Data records
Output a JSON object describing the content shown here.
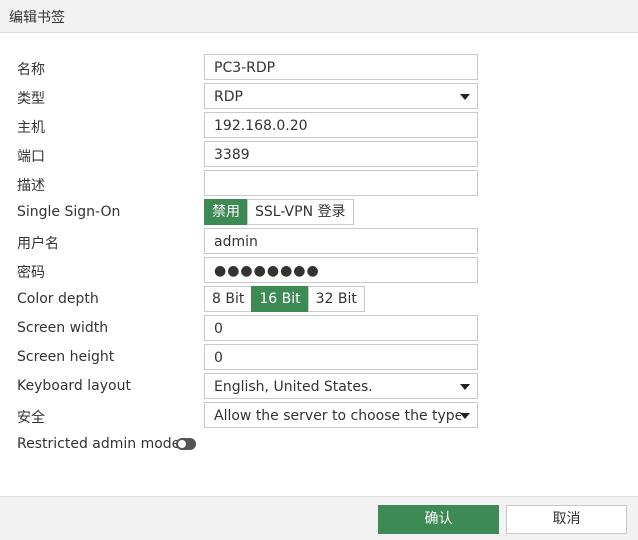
{
  "dialog": {
    "title": "编辑书签"
  },
  "fields": {
    "name": {
      "label": "名称",
      "value": "PC3-RDP"
    },
    "type": {
      "label": "类型",
      "value": "RDP"
    },
    "host": {
      "label": "主机",
      "value": "192.168.0.20"
    },
    "port": {
      "label": "端口",
      "value": "3389"
    },
    "description": {
      "label": "描述",
      "value": ""
    },
    "sso": {
      "label": "Single Sign-On",
      "options": [
        "禁用",
        "SSL-VPN 登录"
      ],
      "selected": "禁用"
    },
    "username": {
      "label": "用户名",
      "value": "admin"
    },
    "password": {
      "label": "密码",
      "value": "●●●●●●●●"
    },
    "color_depth": {
      "label": "Color depth",
      "options": [
        "8 Bit",
        "16 Bit",
        "32 Bit"
      ],
      "selected": "16 Bit"
    },
    "screen_width": {
      "label": "Screen width",
      "value": "0"
    },
    "screen_height": {
      "label": "Screen height",
      "value": "0"
    },
    "keyboard_layout": {
      "label": "Keyboard layout",
      "value": "English, United States."
    },
    "security": {
      "label": "安全",
      "value": "Allow the server to choose the type o"
    },
    "restricted_admin": {
      "label": "Restricted admin mode",
      "enabled": false
    }
  },
  "buttons": {
    "ok": "确认",
    "cancel": "取消"
  },
  "colors": {
    "accent": "#3e8a55",
    "titlebar_bg": "#f2f2f2"
  },
  "icons": {
    "dropdown": "caret-down-icon",
    "toggle": "toggle-switch-icon"
  }
}
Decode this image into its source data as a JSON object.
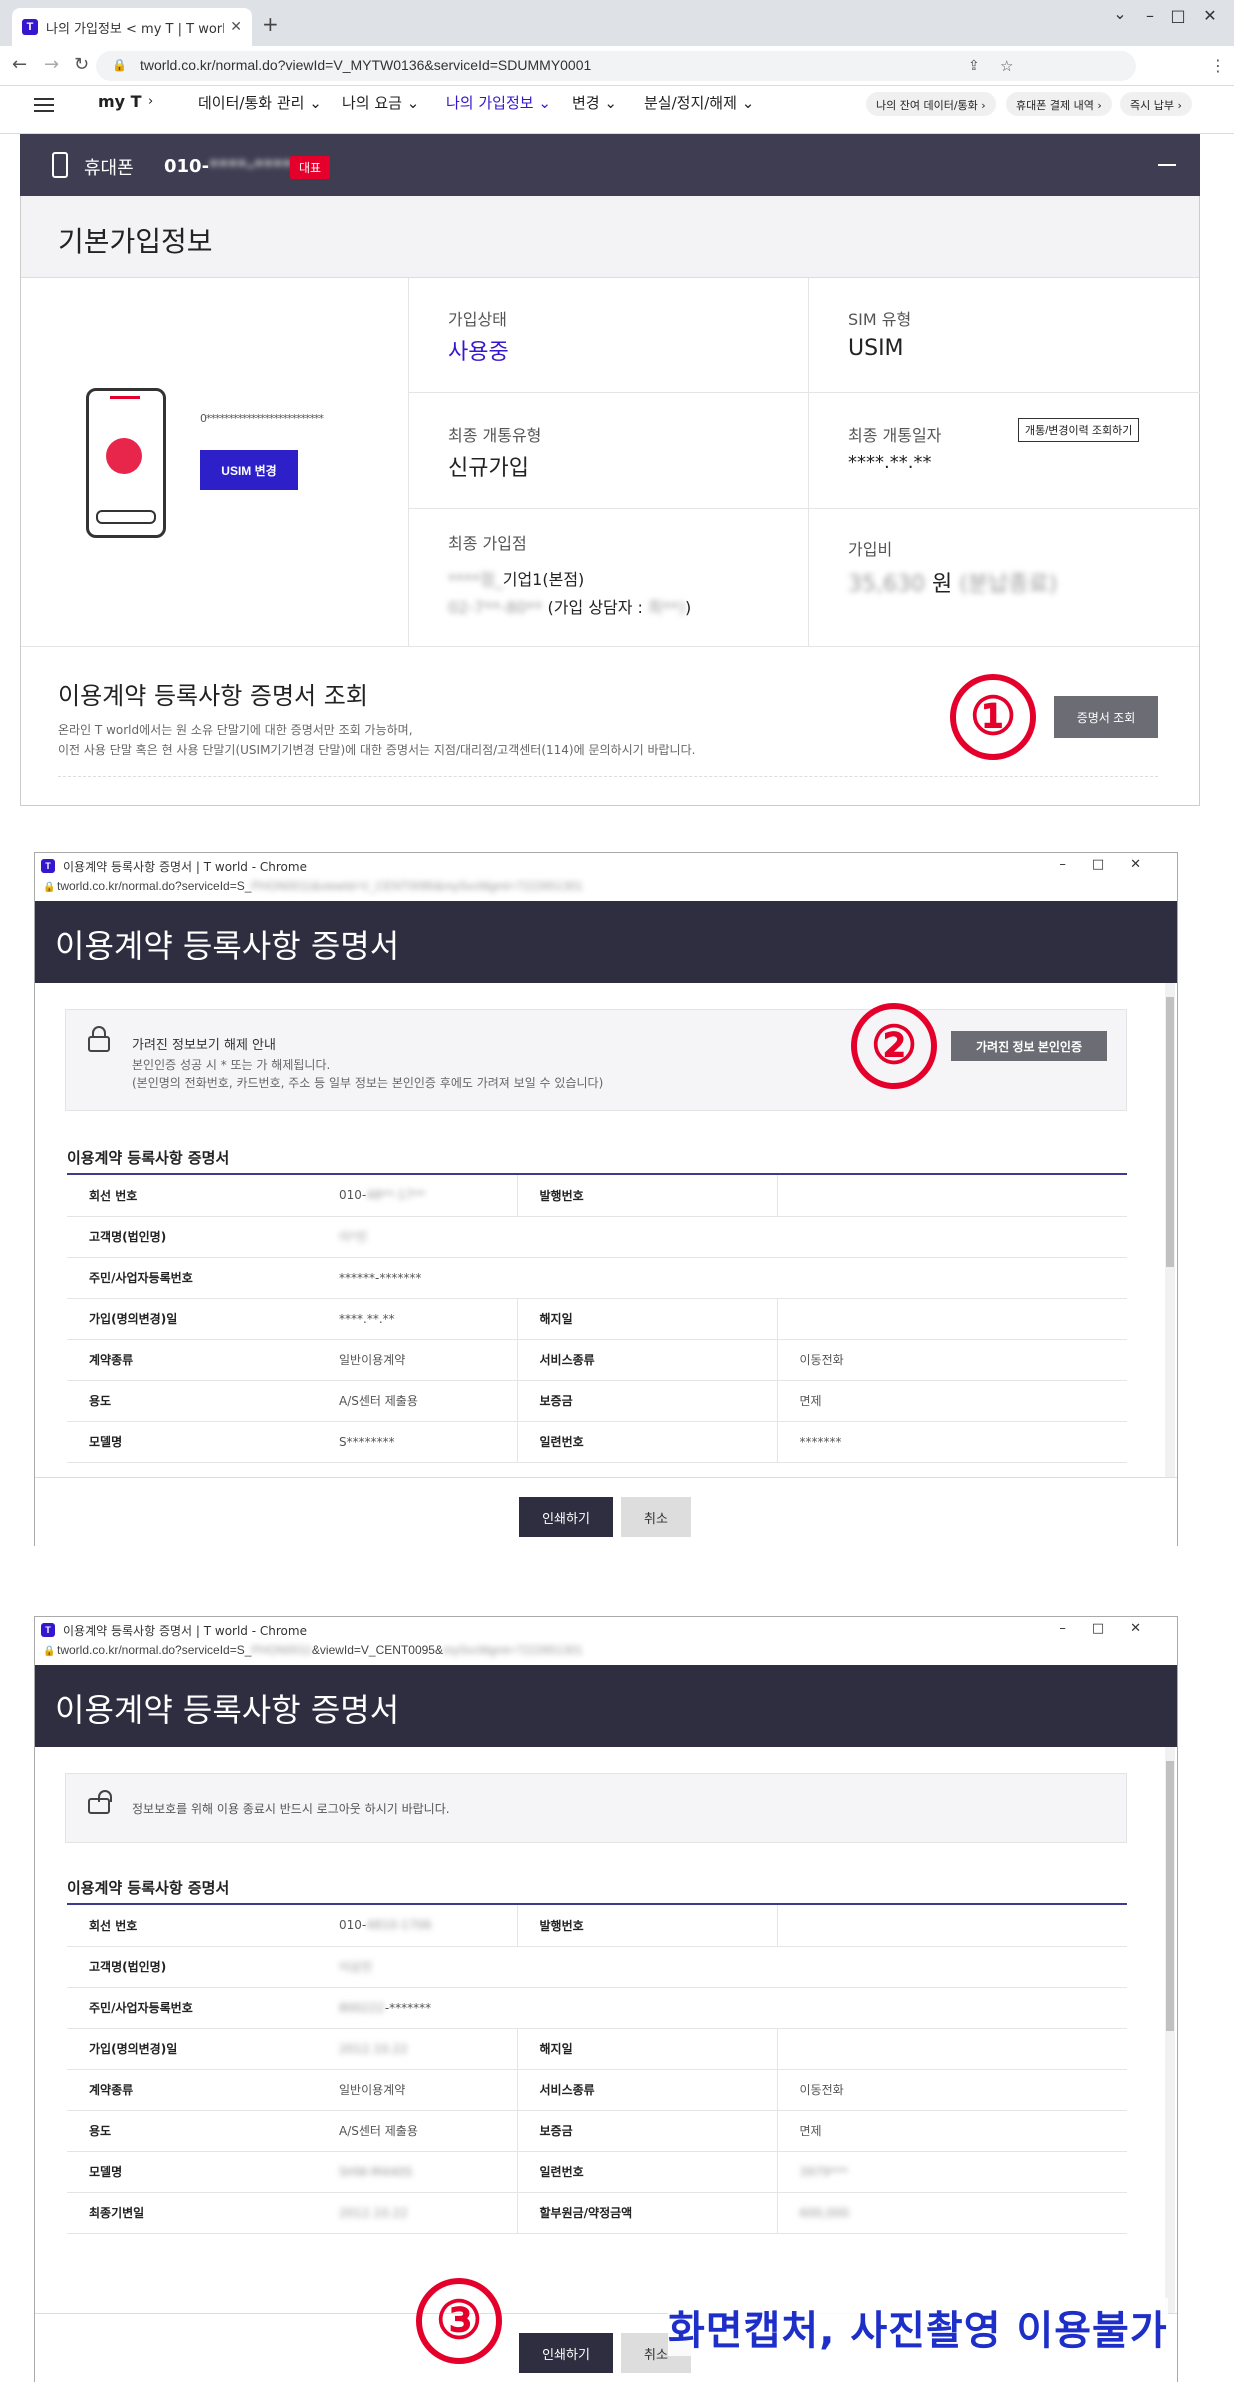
{
  "browser": {
    "tab_title": "나의 가입정보 < my T | T world",
    "url": "tworld.co.kr/normal.do?viewId=V_MYTW0136&serviceId=SDUMMY0001",
    "logo_letter": "T"
  },
  "site_nav": {
    "brand": "my T",
    "items": [
      "데이터/통화 관리",
      "나의 요금",
      "나의 가입정보",
      "변경",
      "분실/정지/해제"
    ],
    "active_index": 2,
    "pills": [
      "나의 잔여 데이터/통화",
      "휴대폰 결제 내역",
      "즉시 납부"
    ]
  },
  "phone_bar": {
    "label": "휴대폰",
    "number": "010-",
    "number_masked": "****-****",
    "badge": "대표"
  },
  "basic_info": {
    "title": "기본가입정보",
    "sim_number": "0**************************",
    "usim_button": "USIM 변경",
    "fields": {
      "status_label": "가입상태",
      "status_value": "사용중",
      "sim_label": "SIM 유형",
      "sim_value": "USIM",
      "open_type_label": "최종 개통유형",
      "open_type_value": "신규가입",
      "open_date_label": "최종 개통일자",
      "open_date_value": "****.**.**",
      "history_button": "개통/변경이력 조회하기",
      "store_label": "최종 가입점",
      "store_line1": "기업1(본점)",
      "store_line2": "(가입 상담자 :",
      "fee_label": "가입비",
      "fee_value": "원"
    }
  },
  "cert_section": {
    "title": "이용계약 등록사항 증명서 조회",
    "desc1": "온라인 T world에서는 원 소유 단말기에 대한 증명서만 조회 가능하며,",
    "desc2": "이전 사용 단말 혹은 현 사용 단말기(USIM기기변경 단말)에 대한 증명서는 지점/대리점/고객센터(114)에 문의하시기 바랍니다.",
    "button": "증명서 조회"
  },
  "step_markers": [
    "①",
    "②",
    "③"
  ],
  "popup1": {
    "window_title": "이용계약 등록사항 증명서 | T world - Chrome",
    "url": "tworld.co.kr/normal.do?serviceId=S_",
    "heading": "이용계약 등록사항 증명서",
    "notice_title": "가려진 정보보기 해제 안내",
    "notice_line1": "본인인증 성공 시 * 또는 가 해제됩니다.",
    "notice_line2": "(본인명의 전화번호, 카드번호, 주소 등 일부 정보는 본인인증 후에도 가려져 보일 수 있습니다)",
    "auth_button": "가려진 정보 본인인증",
    "table_title": "이용계약 등록사항 증명서",
    "rows": [
      {
        "h1": "회선 번호",
        "v1": "010-",
        "h2": "발행번호",
        "v2": ""
      },
      {
        "h1": "고객명(법인명)",
        "v1": "",
        "h2": "",
        "v2": ""
      },
      {
        "h1": "주민/사업자등록번호",
        "v1": "******-*******",
        "h2": "",
        "v2": ""
      },
      {
        "h1": "가입(명의변경)일",
        "v1": "****.**.**",
        "h2": "해지일",
        "v2": ""
      },
      {
        "h1": "계약종류",
        "v1": "일반이용계약",
        "h2": "서비스종류",
        "v2": "이동전화"
      },
      {
        "h1": "용도",
        "v1": "A/S센터 제출용",
        "h2": "보증금",
        "v2": "면제"
      },
      {
        "h1": "모델명",
        "v1": "S********",
        "h2": "일련번호",
        "v2": "*******"
      }
    ],
    "print_button": "인쇄하기",
    "cancel_button": "취소"
  },
  "popup2": {
    "window_title": "이용계약 등록사항 증명서 | T world - Chrome",
    "url": "tworld.co.kr/normal.do?serviceId=S_",
    "url_tail": "&viewId=V_CENT0095&",
    "heading": "이용계약 등록사항 증명서",
    "notice_title": "정보보호를 위해 이용 종료시 반드시 로그아웃 하시기 바랍니다.",
    "table_title": "이용계약 등록사항 증명서",
    "rows": [
      {
        "h1": "회선 번호",
        "v1": "010-",
        "h2": "발행번호",
        "v2": ""
      },
      {
        "h1": "고객명(법인명)",
        "v1": "",
        "h2": "",
        "v2": ""
      },
      {
        "h1": "주민/사업자등록번호",
        "v1": "-*******",
        "h2": "",
        "v2": ""
      },
      {
        "h1": "가입(명의변경)일",
        "v1": "",
        "h2": "해지일",
        "v2": ""
      },
      {
        "h1": "계약종류",
        "v1": "일반이용계약",
        "h2": "서비스종류",
        "v2": "이동전화"
      },
      {
        "h1": "용도",
        "v1": "A/S센터 제출용",
        "h2": "보증금",
        "v2": "면제"
      },
      {
        "h1": "모델명",
        "v1": "",
        "h2": "일련번호",
        "v2": ""
      },
      {
        "h1": "최종기변일",
        "v1": "",
        "h2": "할부원금/약정금액",
        "v2": ""
      }
    ],
    "print_button": "인쇄하기",
    "cancel_button": "취소"
  },
  "warning_text": "화면캡처, 사진촬영 이용불가",
  "colors": {
    "brand": "#3617ce",
    "red": "#e4002b",
    "dark": "#2f2e40"
  }
}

## Stated task
Without including any pictures, print each record exactly.

## The solution
Output a JSON object describing the content shown here.
{
  "dialog": {
    "title": "编辑书签"
  },
  "fields": {
    "name": {
      "label": "名称",
      "value": "PC3-RDP"
    },
    "type": {
      "label": "类型",
      "value": "RDP"
    },
    "host": {
      "label": "主机",
      "value": "192.168.0.20"
    },
    "port": {
      "label": "端口",
      "value": "3389"
    },
    "description": {
      "label": "描述",
      "value": ""
    },
    "sso": {
      "label": "Single Sign-On",
      "options": [
        "禁用",
        "SSL-VPN 登录"
      ],
      "selected": "禁用"
    },
    "username": {
      "label": "用户名",
      "value": "admin"
    },
    "password": {
      "label": "密码",
      "value": "●●●●●●●●"
    },
    "color_depth": {
      "label": "Color depth",
      "options": [
        "8 Bit",
        "16 Bit",
        "32 Bit"
      ],
      "selected": "16 Bit"
    },
    "screen_width": {
      "label": "Screen width",
      "value": "0"
    },
    "screen_height": {
      "label": "Screen height",
      "value": "0"
    },
    "keyboard_layout": {
      "label": "Keyboard layout",
      "value": "English, United States."
    },
    "security": {
      "label": "安全",
      "value": "Allow the server to choose the type o"
    },
    "restricted_admin": {
      "label": "Restricted admin mode",
      "enabled": false
    }
  },
  "buttons": {
    "ok": "确认",
    "cancel": "取消"
  },
  "colors": {
    "accent": "#3e8a55",
    "titlebar_bg": "#f2f2f2"
  },
  "icons": {
    "dropdown": "caret-down-icon",
    "toggle": "toggle-switch-icon"
  }
}
Decode this image into its source data as a JSON object.
{
  "browser": {
    "tab_title": "나의 가입정보 < my T | T world",
    "url": "tworld.co.kr/normal.do?viewId=V_MYTW0136&serviceId=SDUMMY0001",
    "logo_letter": "T"
  },
  "site_nav": {
    "brand": "my T",
    "items": [
      "데이터/통화 관리",
      "나의 요금",
      "나의 가입정보",
      "변경",
      "분실/정지/해제"
    ],
    "active_index": 2,
    "pills": [
      "나의 잔여 데이터/통화",
      "휴대폰 결제 내역",
      "즉시 납부"
    ]
  },
  "phone_bar": {
    "label": "휴대폰",
    "number": "010-",
    "number_masked": "****-****",
    "badge": "대표"
  },
  "basic_info": {
    "title": "기본가입정보",
    "sim_number": "0**************************",
    "usim_button": "USIM 변경",
    "fields": {
      "status_label": "가입상태",
      "status_value": "사용중",
      "sim_label": "SIM 유형",
      "sim_value": "USIM",
      "open_type_label": "최종 개통유형",
      "open_type_value": "신규가입",
      "open_date_label": "최종 개통일자",
      "open_date_value": "****.**.**",
      "history_button": "개통/변경이력 조회하기",
      "store_label": "최종 가입점",
      "store_line1": "기업1(본점)",
      "store_line2": "(가입 상담자 :",
      "fee_label": "가입비",
      "fee_value": "원"
    }
  },
  "cert_section": {
    "title": "이용계약 등록사항 증명서 조회",
    "desc1": "온라인 T world에서는 원 소유 단말기에 대한 증명서만 조회 가능하며,",
    "desc2": "이전 사용 단말 혹은 현 사용 단말기(USIM기기변경 단말)에 대한 증명서는 지점/대리점/고객센터(114)에 문의하시기 바랍니다.",
    "button": "증명서 조회"
  },
  "step_markers": [
    "①",
    "②",
    "③"
  ],
  "popup1": {
    "window_title": "이용계약 등록사항 증명서 | T world - Chrome",
    "url": "tworld.co.kr/normal.do?serviceId=S_",
    "heading": "이용계약 등록사항 증명서",
    "notice_title": "가려진 정보보기 해제 안내",
    "notice_line1": "본인인증 성공 시 * 또는 가 해제됩니다.",
    "notice_line2": "(본인명의 전화번호, 카드번호, 주소 등 일부 정보는 본인인증 후에도 가려져 보일 수 있습니다)",
    "auth_button": "가려진 정보 본인인증",
    "table_title": "이용계약 등록사항 증명서",
    "rows": [
      {
        "h1": "회선 번호",
        "v1": "010-",
        "h2": "발행번호",
        "v2": ""
      },
      {
        "h1": "고객명(법인명)",
        "v1": "",
        "h2": "",
        "v2": ""
      },
      {
        "h1": "주민/사업자등록번호",
        "v1": "******-*******",
        "h2": "",
        "v2": ""
      },
      {
        "h1": "가입(명의변경)일",
        "v1": "****.**.**",
        "h2": "해지일",
        "v2": ""
      },
      {
        "h1": "계약종류",
        "v1": "일반이용계약",
        "h2": "서비스종류",
        "v2": "이동전화"
      },
      {
        "h1": "용도",
        "v1": "A/S센터 제출용",
        "h2": "보증금",
        "v2": "면제"
      },
      {
        "h1": "모델명",
        "v1": "S********",
        "h2": "일련번호",
        "v2": "*******"
      }
    ],
    "print_button": "인쇄하기",
    "cancel_button": "취소"
  },
  "popup2": {
    "window_title": "이용계약 등록사항 증명서 | T world - Chrome",
    "url": "tworld.co.kr/normal.do?serviceId=S_",
    "url_tail": "&viewId=V_CENT0095&",
    "heading": "이용계약 등록사항 증명서",
    "notice_title": "정보보호를 위해 이용 종료시 반드시 로그아웃 하시기 바랍니다.",
    "table_title": "이용계약 등록사항 증명서",
    "rows": [
      {
        "h1": "회선 번호",
        "v1": "010-",
        "h2": "발행번호",
        "v2": ""
      },
      {
        "h1": "고객명(법인명)",
        "v1": "",
        "h2": "",
        "v2": ""
      },
      {
        "h1": "주민/사업자등록번호",
        "v1": "-*******",
        "h2": "",
        "v2": ""
      },
      {
        "h1": "가입(명의변경)일",
        "v1": "",
        "h2": "해지일",
        "v2": ""
      },
      {
        "h1": "계약종류",
        "v1": "일반이용계약",
        "h2": "서비스종류",
        "v2": "이동전화"
      },
      {
        "h1": "용도",
        "v1": "A/S센터 제출용",
        "h2": "보증금",
        "v2": "면제"
      },
      {
        "h1": "모델명",
        "v1": "",
        "h2": "일련번호",
        "v2": ""
      },
      {
        "h1": "최종기변일",
        "v1": "",
        "h2": "할부원금/약정금액",
        "v2": ""
      }
    ],
    "print_button": "인쇄하기",
    "cancel_button": "취소"
  },
  "warning_text": "화면캡처, 사진촬영 이용불가",
  "colors": {
    "brand": "#3617ce",
    "red": "#e4002b",
    "dark": "#2f2e40"
  }
}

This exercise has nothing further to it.